+++ Document segment +++

Last week, I was unexpectedly offered a job in Northern California. I didn’t expect to be considering it so seriously, yet here I am.
Almost a decade ago, after spending three years in a small town close to this new opportunity, I moved back to the east coast. Over the years, I’ve flirted with the idea of returning many times. The difficulty with living there is the same as it has always been: while I fiercely love that area of the country, the people I love most in the world – the people with whom it is critical to share meals and laughter on a regular basis, the people whose children I need to know – are all on the east coast. I am extremely fortunate to have a support network that is wide, deep, and filled with love and respect. It is a source of great strength and joy in my life, and it is difficult to put distance between myself and that network, even though I know that distance will not hurt it substantially.
Despite that, I have felt this pull. So is this the moment that I take this chance and answer for myself the question of living in that beautiful area once more? For some people, the answer would be simple; for me, it is layered.

+++

### [Given task 1]
Render the rows from the line holding "external-link-icon[interactable] (1026, 352, 1038, 367)" through the line holding "sort-icon[interactable]: ▲ ▼", inclusive, as a numbered list with blank lines left out.
The passage has no connection to the rows that follow it.

+++ Data supplied +++

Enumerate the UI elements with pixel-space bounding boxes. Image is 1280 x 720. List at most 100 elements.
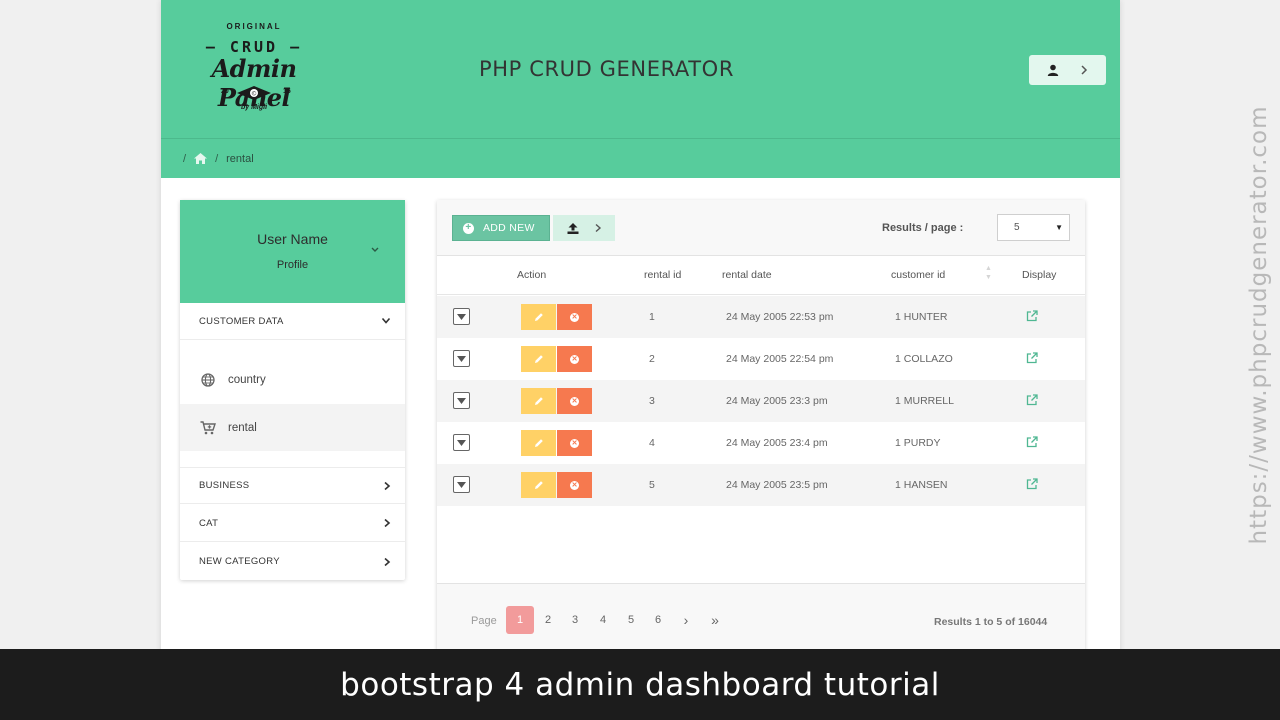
external-link-icon[interactable] (1026, 352, 1038, 367)
delete-button[interactable]: ✕ (557, 304, 592, 330)
page-link-5[interactable]: 5 (617, 606, 645, 634)
profile-user-name: User Name (257, 231, 328, 247)
profile-link[interactable]: Profile (180, 259, 405, 271)
expand-row-icon[interactable] (453, 392, 470, 409)
results-per-page-label: Results / page : (882, 222, 964, 234)
delete-button[interactable]: ✕ (557, 346, 592, 372)
watermark-url: https://www.phpcrudgenerator.com (1246, 105, 1272, 545)
external-link-icon[interactable] (1026, 310, 1038, 325)
external-link-icon[interactable] (1026, 478, 1038, 493)
sort-icon[interactable]: ▲ ▼ (985, 264, 992, 282)
logo[interactable]: ORIGINAL — CRUD — Admin Panel 20 16 © by… (179, 18, 329, 118)
logo-original-text: ORIGINAL (226, 22, 282, 31)
cell-rental-date: 24 May 2005 22:54 pm (726, 353, 834, 365)
table-row: ✕ 1 24 May 2005 22:53 pm 1 HUNTER (437, 296, 1085, 338)
results-per-page-select[interactable]: 5 ▼ (997, 214, 1070, 241)
page-link-1[interactable]: 1 (506, 606, 534, 634)
edit-button[interactable] (521, 304, 556, 330)
column-header-rental-date[interactable]: rental date (722, 269, 772, 281)
breadcrumb-separator: / (215, 152, 219, 165)
sidebar-category-customer-data[interactable]: CUSTOMER DATA (180, 303, 405, 340)
chevron-right-icon (384, 557, 391, 566)
export-button[interactable] (553, 215, 615, 241)
cell-customer-id: 1 PURDY (895, 437, 941, 449)
sidebar-category-business[interactable]: BUSINESS (180, 467, 405, 504)
close-icon: ✕ (570, 354, 579, 364)
cell-rental-id: 3 (649, 395, 655, 407)
sidebar-category-label: NEW CATEGORY (199, 556, 280, 567)
sidebar-item-label: country (228, 373, 266, 386)
edit-button[interactable] (521, 346, 556, 372)
header: ORIGINAL — CRUD — Admin Panel 20 16 © by… (161, 0, 1120, 138)
page-link-3[interactable]: 3 (561, 606, 589, 634)
sidebar-item-label: rental (228, 421, 257, 434)
expand-row-icon[interactable] (453, 476, 470, 493)
close-icon: ✕ (570, 480, 579, 490)
external-link-icon[interactable] (1026, 394, 1038, 409)
logo-badge: © (251, 91, 257, 98)
table-row: ✕ 3 24 May 2005 23:3 pm 1 MURRELL (437, 380, 1085, 422)
table-row: ✕ 5 24 May 2005 23:5 pm 1 HANSEN (437, 464, 1085, 506)
results-per-page-value: 5 (1014, 222, 1020, 233)
external-link-icon[interactable] (1026, 436, 1038, 451)
breadcrumb-home-link[interactable] (194, 153, 208, 164)
column-header-action: Action (517, 269, 547, 281)
cell-rental-date: 24 May 2005 23:3 pm (726, 395, 828, 407)
caption-text: bootstrap 4 admin dashboard tutorial (340, 666, 940, 703)
pencil-icon (534, 355, 543, 363)
pencil-icon (534, 481, 543, 489)
globe-icon (199, 372, 217, 387)
pencil-icon (534, 439, 543, 447)
delete-button[interactable]: ✕ (557, 388, 592, 414)
expand-row-icon[interactable] (453, 308, 470, 325)
table-header: Action rental id rental date customer id… (437, 256, 1085, 295)
pencil-icon (534, 313, 543, 321)
sidebar-category-new-category[interactable]: NEW CATEGORY (180, 543, 405, 580)
column-header-rental-id[interactable]: rental id (644, 269, 681, 281)
cell-rental-date: 24 May 2005 23:5 pm (726, 479, 828, 491)
cell-rental-id: 1 (649, 311, 655, 323)
pagination-label: Page (471, 615, 497, 627)
cell-rental-id: 4 (649, 437, 655, 449)
column-header-customer-id[interactable]: customer id (891, 269, 945, 281)
column-header-display: Display (1022, 269, 1057, 281)
breadcrumb: / / rental (161, 138, 1120, 178)
delete-button[interactable]: ✕ (557, 430, 592, 456)
close-icon: ✕ (570, 312, 579, 322)
delete-button[interactable]: ✕ (557, 472, 592, 498)
sidebar-category-label: BUSINESS (199, 480, 250, 491)
edit-button[interactable] (521, 388, 556, 414)
close-icon: ✕ (570, 396, 579, 406)
expand-row-icon[interactable] (453, 434, 470, 451)
records-toolbar: + ADD NEW Results / page : 5 ▼ (437, 200, 1085, 256)
add-new-button[interactable]: + ADD NEW (452, 215, 550, 241)
sidebar-item-rental[interactable]: rental (180, 404, 405, 451)
logo-year-left: 20 (221, 88, 229, 95)
page-last-button[interactable]: » (701, 606, 729, 634)
sidebar-item-country[interactable]: country (180, 356, 405, 403)
sidebar-category-label: CUSTOMER DATA (199, 315, 284, 327)
user-menu-button[interactable] (1029, 55, 1106, 85)
page-link-6[interactable]: 6 (644, 606, 672, 634)
add-new-label: ADD NEW (483, 222, 535, 234)
table-row: ✕ 2 24 May 2005 22:54 pm 1 COLLAZO (437, 338, 1085, 380)
logo-diamond-icon: © (237, 86, 271, 100)
breadcrumb-current: rental (226, 152, 254, 165)
page-link-2[interactable]: 2 (534, 606, 562, 634)
plus-icon: + (463, 222, 474, 234)
sidebar-category-cat[interactable]: CAT (180, 505, 405, 542)
chevron-down-icon[interactable] (370, 246, 380, 254)
cell-customer-id: 1 COLLAZO (895, 353, 953, 365)
sidebar-profile[interactable]: User Name Profile (180, 200, 405, 303)
edit-button[interactable] (521, 472, 556, 498)
caret-down-icon: ▼ (1055, 223, 1063, 232)
page-next-button[interactable]: › (672, 606, 700, 634)
edit-button[interactable] (521, 430, 556, 456)
expand-row-icon[interactable] (453, 350, 470, 367)
upload-icon (567, 222, 578, 234)
pencil-icon (534, 397, 543, 405)
page-link-4[interactable]: 4 (589, 606, 617, 634)
chevron-right-icon (1081, 65, 1087, 75)
cell-rental-date: 24 May 2005 22:53 pm (726, 311, 834, 323)
cell-customer-id: 1 HUNTER (895, 311, 948, 323)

+++

### [Given task 2]
According to the passage about the Northern California job offer, where are the people the writer loves most?

### [Answer 1]
1. external-link-icon[interactable] (1026, 352, 1038, 367)
2. delete-button[interactable]: ✕ (557, 304, 592, 330)
3. page-link-5[interactable]: 5 (617, 606, 645, 634)
4. profile-user-name: User Name (257, 231, 328, 247)
5. profile-link[interactable]: Profile (180, 259, 405, 271)
6. expand-row-icon[interactable] (453, 392, 470, 409)
7. results-per-page-label: Results / page : (882, 222, 964, 234)
8. delete-button[interactable]: ✕ (557, 346, 592, 372)
9. watermark-url: https://www.phpcrudgenerator.com (1246, 105, 1272, 545)
10. external-link-icon[interactable] (1026, 310, 1038, 325)
11. external-link-icon[interactable] (1026, 478, 1038, 493)
12. sort-icon[interactable]: ▲ ▼ (985, 264, 992, 282)

### [Answer 2]
They are all on the east coast.